» Work instructions
Reproduce every entry exactly.

» Data in this exercise
--- start ---
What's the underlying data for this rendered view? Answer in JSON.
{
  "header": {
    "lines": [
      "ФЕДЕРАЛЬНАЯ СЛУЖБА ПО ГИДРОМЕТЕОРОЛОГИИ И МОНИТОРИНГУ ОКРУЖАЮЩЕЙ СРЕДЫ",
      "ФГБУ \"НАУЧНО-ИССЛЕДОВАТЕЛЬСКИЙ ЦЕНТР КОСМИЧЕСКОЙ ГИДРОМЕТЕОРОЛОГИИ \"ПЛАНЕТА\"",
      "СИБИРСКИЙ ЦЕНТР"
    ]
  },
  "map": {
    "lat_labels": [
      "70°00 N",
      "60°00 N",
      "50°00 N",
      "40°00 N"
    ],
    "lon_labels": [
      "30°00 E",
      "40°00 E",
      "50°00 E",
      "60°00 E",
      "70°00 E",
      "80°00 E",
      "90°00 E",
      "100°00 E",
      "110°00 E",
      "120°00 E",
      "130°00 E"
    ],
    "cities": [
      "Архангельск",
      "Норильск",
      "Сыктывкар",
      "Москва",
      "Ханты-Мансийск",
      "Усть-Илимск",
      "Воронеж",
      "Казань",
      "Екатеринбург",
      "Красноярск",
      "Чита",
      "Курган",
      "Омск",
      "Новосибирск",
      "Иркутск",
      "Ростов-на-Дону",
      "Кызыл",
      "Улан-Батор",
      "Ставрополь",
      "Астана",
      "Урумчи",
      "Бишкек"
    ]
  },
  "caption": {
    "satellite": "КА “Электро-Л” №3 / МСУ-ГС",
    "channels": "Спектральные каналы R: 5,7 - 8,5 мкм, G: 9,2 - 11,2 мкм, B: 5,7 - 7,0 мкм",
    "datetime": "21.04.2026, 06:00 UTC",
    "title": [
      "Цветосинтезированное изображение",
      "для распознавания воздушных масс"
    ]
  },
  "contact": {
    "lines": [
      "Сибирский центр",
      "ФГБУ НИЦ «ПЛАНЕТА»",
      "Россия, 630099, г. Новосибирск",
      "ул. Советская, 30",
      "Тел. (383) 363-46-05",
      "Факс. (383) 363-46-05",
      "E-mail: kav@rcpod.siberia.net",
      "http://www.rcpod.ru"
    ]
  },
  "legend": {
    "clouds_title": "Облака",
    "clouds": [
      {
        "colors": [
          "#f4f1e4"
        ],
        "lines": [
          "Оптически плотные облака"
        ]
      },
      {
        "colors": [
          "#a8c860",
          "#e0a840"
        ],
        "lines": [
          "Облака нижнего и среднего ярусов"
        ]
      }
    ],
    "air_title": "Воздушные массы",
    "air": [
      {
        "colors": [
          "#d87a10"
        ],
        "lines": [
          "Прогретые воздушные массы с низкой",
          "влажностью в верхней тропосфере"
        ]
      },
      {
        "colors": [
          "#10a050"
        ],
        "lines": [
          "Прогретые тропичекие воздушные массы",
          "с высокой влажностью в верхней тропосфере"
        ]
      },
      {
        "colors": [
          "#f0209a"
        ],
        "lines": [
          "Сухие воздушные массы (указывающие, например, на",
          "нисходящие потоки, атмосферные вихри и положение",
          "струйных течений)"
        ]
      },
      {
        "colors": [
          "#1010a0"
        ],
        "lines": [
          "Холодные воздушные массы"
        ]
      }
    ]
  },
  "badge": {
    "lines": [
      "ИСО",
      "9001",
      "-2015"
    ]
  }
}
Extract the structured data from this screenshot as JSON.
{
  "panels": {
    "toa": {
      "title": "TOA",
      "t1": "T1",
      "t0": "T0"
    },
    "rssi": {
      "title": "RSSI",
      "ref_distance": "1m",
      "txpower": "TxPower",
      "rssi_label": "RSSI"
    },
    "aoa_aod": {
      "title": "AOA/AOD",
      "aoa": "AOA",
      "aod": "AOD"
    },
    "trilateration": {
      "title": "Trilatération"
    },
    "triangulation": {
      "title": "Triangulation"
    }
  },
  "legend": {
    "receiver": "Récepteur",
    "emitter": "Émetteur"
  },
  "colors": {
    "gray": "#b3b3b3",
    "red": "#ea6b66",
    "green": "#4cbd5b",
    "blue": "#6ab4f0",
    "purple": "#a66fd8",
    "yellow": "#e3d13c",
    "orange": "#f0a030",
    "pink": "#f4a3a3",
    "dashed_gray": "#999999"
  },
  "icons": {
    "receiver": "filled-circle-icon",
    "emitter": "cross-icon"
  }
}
--- end ---
» Output of the task
What's the underlying data for this rendered view? Answer in JSON.
{
  "header": {
    "lines": [
      "ФЕДЕРАЛЬНАЯ СЛУЖБА ПО ГИДРОМЕТЕОРОЛОГИИ И МОНИТОРИНГУ ОКРУЖАЮЩЕЙ СРЕДЫ",
      "ФГБУ \"НАУЧНО-ИССЛЕДОВАТЕЛЬСКИЙ ЦЕНТР КОСМИЧЕСКОЙ ГИДРОМЕТЕОРОЛОГИИ \"ПЛАНЕТА\"",
      "СИБИРСКИЙ ЦЕНТР"
    ]
  },
  "map": {
    "lat_labels": [
      "70°00 N",
      "60°00 N",
      "50°00 N",
      "40°00 N"
    ],
    "lon_labels": [
      "30°00 E",
      "40°00 E",
      "50°00 E",
      "60°00 E",
      "70°00 E",
      "80°00 E",
      "90°00 E",
      "100°00 E",
      "110°00 E",
      "120°00 E",
      "130°00 E"
    ],
    "cities": [
      "Архангельск",
      "Норильск",
      "Сыктывкар",
      "Москва",
      "Ханты-Мансийск",
      "Усть-Илимск",
      "Воронеж",
      "Казань",
      "Екатеринбург",
      "Красноярск",
      "Чита",
      "Курган",
      "Омск",
      "Новосибирск",
      "Иркутск",
      "Ростов-на-Дону",
      "Кызыл",
      "Улан-Батор",
      "Ставрополь",
      "Астана",
      "Урумчи",
      "Бишкек"
    ]
  },
  "caption": {
    "satellite": "КА “Электро-Л” №3 / МСУ-ГС",
    "channels": "Спектральные каналы R: 5,7 - 8,5 мкм, G: 9,2 - 11,2 мкм, B: 5,7 - 7,0 мкм",
    "datetime": "21.04.2026, 06:00 UTC",
    "title": [
      "Цветосинтезированное изображение",
      "для распознавания воздушных масс"
    ]
  },
  "contact": {
    "lines": [
      "Сибирский центр",
      "ФГБУ НИЦ «ПЛАНЕТА»",
      "Россия, 630099, г. Новосибирск",
      "ул. Советская, 30",
      "Тел. (383) 363-46-05",
      "Факс. (383) 363-46-05",
      "E-mail: kav@rcpod.siberia.net",
      "http://www.rcpod.ru"
    ]
  },
  "legend": {
    "clouds_title": "Облака",
    "clouds": [
      {
        "colors": [
          "#f4f1e4"
        ],
        "lines": [
          "Оптически плотные облака"
        ]
      },
      {
        "colors": [
          "#a8c860",
          "#e0a840"
        ],
        "lines": [
          "Облака нижнего и среднего ярусов"
        ]
      }
    ],
    "air_title": "Воздушные массы",
    "air": [
      {
        "colors": [
          "#d87a10"
        ],
        "lines": [
          "Прогретые воздушные массы с низкой",
          "влажностью в верхней тропосфере"
        ]
      },
      {
        "colors": [
          "#10a050"
        ],
        "lines": [
          "Прогретые тропичекие воздушные массы",
          "с высокой влажностью в верхней тропосфере"
        ]
      },
      {
        "colors": [
          "#f0209a"
        ],
        "lines": [
          "Сухие воздушные массы (указывающие, например, на",
          "нисходящие потоки, атмосферные вихри и положение",
          "струйных течений)"
        ]
      },
      {
        "colors": [
          "#1010a0"
        ],
        "lines": [
          "Холодные воздушные массы"
        ]
      }
    ]
  },
  "badge": {
    "lines": [
      "ИСО",
      "9001",
      "-2015"
    ]
  }
}
Extract the structured data from this screenshot as JSON.
{
  "panels": {
    "toa": {
      "title": "TOA",
      "t1": "T1",
      "t0": "T0"
    },
    "rssi": {
      "title": "RSSI",
      "ref_distance": "1m",
      "txpower": "TxPower",
      "rssi_label": "RSSI"
    },
    "aoa_aod": {
      "title": "AOA/AOD",
      "aoa": "AOA",
      "aod": "AOD"
    },
    "trilateration": {
      "title": "Trilatération"
    },
    "triangulation": {
      "title": "Triangulation"
    }
  },
  "legend": {
    "receiver": "Récepteur",
    "emitter": "Émetteur"
  },
  "colors": {
    "gray": "#b3b3b3",
    "red": "#ea6b66",
    "green": "#4cbd5b",
    "blue": "#6ab4f0",
    "purple": "#a66fd8",
    "yellow": "#e3d13c",
    "orange": "#f0a030",
    "pink": "#f4a3a3",
    "dashed_gray": "#999999"
  },
  "icons": {
    "receiver": "filled-circle-icon",
    "emitter": "cross-icon"
  }
}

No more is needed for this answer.